INSTRUCTION
Search the records below for the word "IOPS". Pull out each line that has it.
# Start of DATA FOR THIS TASK
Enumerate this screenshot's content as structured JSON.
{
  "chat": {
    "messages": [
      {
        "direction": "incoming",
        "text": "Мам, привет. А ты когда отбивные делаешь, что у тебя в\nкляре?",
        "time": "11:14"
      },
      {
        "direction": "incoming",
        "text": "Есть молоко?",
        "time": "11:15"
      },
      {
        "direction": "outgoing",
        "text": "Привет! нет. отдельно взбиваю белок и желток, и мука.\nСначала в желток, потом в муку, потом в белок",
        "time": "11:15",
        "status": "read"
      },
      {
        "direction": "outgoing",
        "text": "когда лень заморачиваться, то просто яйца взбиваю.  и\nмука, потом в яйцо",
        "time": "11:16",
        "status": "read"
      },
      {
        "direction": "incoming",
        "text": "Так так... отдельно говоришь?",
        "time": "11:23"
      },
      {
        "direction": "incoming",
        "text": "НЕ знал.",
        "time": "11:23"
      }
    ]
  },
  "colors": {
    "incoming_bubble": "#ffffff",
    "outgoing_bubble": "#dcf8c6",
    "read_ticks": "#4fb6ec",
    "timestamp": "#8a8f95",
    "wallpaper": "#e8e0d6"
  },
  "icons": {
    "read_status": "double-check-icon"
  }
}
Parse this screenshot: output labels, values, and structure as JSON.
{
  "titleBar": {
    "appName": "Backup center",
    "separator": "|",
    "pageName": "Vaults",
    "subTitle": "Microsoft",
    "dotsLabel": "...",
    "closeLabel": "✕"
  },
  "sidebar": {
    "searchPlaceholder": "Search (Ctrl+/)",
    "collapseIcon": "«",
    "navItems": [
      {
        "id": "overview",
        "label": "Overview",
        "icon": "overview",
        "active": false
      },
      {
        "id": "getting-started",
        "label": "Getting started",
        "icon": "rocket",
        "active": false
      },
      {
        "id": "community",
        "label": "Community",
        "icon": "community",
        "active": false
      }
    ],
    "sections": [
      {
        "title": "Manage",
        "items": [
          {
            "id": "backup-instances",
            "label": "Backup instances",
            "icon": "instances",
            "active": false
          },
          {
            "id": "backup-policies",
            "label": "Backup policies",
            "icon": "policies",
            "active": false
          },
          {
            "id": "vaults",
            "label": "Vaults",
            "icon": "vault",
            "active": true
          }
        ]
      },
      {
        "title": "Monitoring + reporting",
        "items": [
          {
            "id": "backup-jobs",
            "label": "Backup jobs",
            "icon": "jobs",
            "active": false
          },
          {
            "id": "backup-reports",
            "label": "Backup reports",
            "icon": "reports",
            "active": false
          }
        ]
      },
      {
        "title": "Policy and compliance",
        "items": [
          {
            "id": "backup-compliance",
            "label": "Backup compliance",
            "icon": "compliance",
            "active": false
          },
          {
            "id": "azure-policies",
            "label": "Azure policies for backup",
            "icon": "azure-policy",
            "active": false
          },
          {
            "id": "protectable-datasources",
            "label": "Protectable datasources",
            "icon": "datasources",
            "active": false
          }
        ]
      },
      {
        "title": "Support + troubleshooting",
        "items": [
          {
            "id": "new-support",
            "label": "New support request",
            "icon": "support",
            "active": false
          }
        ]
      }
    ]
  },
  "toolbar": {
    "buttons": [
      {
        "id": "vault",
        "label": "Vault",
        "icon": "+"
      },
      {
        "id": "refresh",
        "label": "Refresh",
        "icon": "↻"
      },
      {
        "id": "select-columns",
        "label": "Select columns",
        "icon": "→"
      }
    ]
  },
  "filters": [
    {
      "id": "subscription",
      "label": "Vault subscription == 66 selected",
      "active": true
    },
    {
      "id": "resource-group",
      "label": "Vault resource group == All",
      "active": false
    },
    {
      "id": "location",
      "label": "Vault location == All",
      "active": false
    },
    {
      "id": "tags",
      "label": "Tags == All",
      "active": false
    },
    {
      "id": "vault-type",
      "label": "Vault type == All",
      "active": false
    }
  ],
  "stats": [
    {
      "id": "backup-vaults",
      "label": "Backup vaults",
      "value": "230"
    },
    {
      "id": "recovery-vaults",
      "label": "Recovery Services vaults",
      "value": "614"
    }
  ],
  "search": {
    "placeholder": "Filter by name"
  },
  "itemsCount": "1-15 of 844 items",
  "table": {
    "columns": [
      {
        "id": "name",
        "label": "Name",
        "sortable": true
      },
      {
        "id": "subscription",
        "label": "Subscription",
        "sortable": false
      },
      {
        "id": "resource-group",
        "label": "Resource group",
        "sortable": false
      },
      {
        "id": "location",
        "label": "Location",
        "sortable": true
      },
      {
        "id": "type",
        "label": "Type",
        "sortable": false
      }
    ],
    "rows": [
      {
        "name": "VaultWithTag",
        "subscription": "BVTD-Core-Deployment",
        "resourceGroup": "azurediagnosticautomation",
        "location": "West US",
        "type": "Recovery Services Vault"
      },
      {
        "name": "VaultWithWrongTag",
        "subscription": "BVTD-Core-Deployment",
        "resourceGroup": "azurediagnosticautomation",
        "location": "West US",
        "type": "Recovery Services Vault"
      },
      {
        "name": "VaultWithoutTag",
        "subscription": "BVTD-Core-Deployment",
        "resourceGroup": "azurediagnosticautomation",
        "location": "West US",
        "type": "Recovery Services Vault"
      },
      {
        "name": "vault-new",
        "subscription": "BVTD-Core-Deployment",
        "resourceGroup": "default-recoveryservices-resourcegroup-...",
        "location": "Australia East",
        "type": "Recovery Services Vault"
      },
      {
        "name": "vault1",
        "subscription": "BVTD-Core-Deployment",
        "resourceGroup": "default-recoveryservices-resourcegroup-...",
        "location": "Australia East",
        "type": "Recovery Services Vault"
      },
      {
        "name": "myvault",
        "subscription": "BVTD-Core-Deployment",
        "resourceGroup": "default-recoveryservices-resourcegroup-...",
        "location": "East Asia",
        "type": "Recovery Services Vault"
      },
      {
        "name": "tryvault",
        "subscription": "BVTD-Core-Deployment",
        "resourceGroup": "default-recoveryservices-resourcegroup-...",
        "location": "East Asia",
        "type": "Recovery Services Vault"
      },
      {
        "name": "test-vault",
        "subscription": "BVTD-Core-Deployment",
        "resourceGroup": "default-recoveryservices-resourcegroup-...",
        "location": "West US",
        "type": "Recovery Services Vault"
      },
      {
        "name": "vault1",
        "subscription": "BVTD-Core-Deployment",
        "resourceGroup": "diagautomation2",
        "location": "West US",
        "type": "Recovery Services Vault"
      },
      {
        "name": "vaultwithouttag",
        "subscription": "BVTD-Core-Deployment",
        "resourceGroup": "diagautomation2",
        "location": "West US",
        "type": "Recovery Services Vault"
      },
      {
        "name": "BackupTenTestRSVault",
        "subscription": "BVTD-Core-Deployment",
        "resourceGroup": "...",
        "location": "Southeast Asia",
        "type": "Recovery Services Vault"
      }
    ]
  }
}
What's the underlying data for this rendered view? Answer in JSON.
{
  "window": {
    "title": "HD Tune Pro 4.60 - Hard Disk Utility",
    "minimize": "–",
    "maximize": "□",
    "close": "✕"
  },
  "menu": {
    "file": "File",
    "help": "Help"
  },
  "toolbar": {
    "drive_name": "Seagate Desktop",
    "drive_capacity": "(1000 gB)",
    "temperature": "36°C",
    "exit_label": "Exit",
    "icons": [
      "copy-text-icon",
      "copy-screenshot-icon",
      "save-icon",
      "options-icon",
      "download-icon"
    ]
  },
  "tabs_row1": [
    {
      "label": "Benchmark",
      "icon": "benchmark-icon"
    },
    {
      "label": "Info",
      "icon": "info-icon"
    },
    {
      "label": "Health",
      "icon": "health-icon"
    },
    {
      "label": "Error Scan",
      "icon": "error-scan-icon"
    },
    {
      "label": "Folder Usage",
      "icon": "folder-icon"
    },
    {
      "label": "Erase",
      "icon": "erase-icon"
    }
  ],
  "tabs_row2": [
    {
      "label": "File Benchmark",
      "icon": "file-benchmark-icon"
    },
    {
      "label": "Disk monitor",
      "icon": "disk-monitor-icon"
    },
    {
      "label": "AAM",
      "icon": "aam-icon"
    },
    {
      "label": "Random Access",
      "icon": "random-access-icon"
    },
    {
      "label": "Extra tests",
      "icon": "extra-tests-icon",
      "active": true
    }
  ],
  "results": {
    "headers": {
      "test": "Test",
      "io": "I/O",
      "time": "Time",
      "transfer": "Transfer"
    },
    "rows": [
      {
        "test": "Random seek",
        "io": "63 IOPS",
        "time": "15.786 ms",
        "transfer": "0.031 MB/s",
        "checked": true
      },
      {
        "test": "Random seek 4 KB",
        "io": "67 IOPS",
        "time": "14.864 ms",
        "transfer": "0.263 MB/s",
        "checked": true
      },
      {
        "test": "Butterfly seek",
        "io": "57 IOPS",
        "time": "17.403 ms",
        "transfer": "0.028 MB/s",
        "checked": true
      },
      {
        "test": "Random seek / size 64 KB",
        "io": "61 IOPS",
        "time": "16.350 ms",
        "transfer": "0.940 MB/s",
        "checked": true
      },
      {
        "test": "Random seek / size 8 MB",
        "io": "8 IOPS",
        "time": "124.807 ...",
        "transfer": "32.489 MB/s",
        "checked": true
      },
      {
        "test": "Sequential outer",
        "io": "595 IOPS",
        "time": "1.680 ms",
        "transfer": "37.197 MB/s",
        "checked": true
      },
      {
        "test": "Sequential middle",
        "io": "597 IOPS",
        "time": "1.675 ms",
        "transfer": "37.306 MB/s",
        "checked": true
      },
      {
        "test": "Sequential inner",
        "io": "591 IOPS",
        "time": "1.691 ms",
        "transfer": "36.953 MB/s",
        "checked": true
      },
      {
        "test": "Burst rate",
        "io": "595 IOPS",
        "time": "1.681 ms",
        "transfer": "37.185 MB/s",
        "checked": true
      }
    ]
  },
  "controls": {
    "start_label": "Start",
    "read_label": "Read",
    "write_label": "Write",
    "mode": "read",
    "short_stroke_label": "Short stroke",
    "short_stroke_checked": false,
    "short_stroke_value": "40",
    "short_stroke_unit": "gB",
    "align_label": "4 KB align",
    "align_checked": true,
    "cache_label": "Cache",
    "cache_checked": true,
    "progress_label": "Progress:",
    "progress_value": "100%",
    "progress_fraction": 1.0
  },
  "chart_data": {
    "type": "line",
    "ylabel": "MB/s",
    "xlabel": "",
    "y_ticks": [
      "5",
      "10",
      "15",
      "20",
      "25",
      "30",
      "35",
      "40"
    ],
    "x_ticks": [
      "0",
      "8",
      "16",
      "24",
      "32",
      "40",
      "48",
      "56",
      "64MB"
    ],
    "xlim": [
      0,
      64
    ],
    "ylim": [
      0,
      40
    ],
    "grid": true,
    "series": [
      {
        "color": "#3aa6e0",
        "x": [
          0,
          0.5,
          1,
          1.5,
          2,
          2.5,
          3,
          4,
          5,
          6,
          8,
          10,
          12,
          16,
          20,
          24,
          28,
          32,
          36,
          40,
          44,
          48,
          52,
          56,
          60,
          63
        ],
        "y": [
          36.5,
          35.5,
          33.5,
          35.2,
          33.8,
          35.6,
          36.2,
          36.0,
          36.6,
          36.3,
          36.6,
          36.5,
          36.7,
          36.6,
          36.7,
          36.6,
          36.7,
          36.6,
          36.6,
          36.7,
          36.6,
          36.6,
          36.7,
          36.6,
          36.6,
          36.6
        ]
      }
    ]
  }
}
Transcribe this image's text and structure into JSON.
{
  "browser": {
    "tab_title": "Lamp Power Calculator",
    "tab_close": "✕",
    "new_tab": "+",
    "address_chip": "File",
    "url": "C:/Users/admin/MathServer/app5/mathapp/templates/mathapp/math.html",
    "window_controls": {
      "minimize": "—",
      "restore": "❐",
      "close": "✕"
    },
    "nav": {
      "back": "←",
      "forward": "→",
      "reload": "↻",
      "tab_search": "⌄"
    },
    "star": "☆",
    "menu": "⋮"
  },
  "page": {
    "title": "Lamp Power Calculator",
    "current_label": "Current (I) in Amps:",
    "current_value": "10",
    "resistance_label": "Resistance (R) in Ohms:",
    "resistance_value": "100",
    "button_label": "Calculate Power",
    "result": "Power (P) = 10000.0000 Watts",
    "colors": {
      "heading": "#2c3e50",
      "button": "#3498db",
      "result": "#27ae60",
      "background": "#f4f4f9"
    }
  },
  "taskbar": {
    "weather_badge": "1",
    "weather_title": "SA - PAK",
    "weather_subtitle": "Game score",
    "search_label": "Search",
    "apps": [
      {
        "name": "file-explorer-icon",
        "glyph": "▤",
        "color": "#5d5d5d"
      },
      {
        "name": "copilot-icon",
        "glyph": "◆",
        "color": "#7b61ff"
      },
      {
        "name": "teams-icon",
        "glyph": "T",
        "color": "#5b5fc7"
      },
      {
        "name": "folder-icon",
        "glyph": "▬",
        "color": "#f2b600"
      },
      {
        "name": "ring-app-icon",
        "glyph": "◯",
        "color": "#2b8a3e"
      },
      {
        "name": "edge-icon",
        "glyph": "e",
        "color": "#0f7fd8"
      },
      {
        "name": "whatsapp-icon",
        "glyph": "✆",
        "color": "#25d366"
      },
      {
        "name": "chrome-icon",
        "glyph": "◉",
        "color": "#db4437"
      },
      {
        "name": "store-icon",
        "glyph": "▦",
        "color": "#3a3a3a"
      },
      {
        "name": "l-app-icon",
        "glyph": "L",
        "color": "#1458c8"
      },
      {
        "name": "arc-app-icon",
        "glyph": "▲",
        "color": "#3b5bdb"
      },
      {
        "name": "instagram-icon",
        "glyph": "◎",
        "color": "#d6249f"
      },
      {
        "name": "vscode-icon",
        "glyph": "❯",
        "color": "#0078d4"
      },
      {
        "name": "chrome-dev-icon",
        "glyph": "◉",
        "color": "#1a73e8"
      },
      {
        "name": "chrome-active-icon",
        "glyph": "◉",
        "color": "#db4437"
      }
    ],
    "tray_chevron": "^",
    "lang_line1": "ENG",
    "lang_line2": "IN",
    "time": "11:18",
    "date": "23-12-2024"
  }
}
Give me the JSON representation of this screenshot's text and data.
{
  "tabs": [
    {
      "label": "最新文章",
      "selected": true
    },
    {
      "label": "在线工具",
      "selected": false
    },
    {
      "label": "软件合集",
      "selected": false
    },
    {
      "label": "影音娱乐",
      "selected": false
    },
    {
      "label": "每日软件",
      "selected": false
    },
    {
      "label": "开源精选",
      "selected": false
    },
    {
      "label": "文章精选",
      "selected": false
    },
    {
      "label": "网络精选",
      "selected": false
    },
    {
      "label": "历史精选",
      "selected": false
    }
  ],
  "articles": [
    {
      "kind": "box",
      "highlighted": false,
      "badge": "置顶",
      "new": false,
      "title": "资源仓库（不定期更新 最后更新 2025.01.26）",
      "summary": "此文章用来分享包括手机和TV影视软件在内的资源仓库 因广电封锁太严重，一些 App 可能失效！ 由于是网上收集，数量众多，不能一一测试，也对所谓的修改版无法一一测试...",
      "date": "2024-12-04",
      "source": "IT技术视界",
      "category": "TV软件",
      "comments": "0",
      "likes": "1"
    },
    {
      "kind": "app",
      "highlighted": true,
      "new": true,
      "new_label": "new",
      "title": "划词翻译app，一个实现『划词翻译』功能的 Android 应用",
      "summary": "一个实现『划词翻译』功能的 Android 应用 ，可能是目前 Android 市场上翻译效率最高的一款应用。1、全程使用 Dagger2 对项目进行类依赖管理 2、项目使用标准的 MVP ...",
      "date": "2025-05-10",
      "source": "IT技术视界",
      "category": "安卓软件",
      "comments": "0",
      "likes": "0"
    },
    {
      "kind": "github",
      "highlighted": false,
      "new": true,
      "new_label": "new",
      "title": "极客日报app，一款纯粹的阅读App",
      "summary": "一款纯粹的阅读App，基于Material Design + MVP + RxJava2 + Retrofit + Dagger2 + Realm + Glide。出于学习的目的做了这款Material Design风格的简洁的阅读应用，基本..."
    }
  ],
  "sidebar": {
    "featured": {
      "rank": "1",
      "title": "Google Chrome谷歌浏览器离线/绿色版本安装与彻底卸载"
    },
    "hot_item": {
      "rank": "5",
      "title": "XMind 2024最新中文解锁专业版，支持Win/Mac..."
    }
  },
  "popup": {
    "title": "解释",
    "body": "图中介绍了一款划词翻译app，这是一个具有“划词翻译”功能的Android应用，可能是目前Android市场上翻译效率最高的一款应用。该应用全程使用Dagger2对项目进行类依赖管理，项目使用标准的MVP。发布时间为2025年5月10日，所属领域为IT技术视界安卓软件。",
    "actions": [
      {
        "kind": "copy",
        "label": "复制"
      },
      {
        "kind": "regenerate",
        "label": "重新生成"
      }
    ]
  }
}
# End of DATA FOR THIS TASK
THE ANSWER
        "io": "63 IOPS",
        "io": "67 IOPS",
        "io": "57 IOPS",
        "io": "61 IOPS",
        "io": "8 IOPS",
        "io": "595 IOPS",
        "io": "597 IOPS",
        "io": "591 IOPS",
        "io": "595 IOPS",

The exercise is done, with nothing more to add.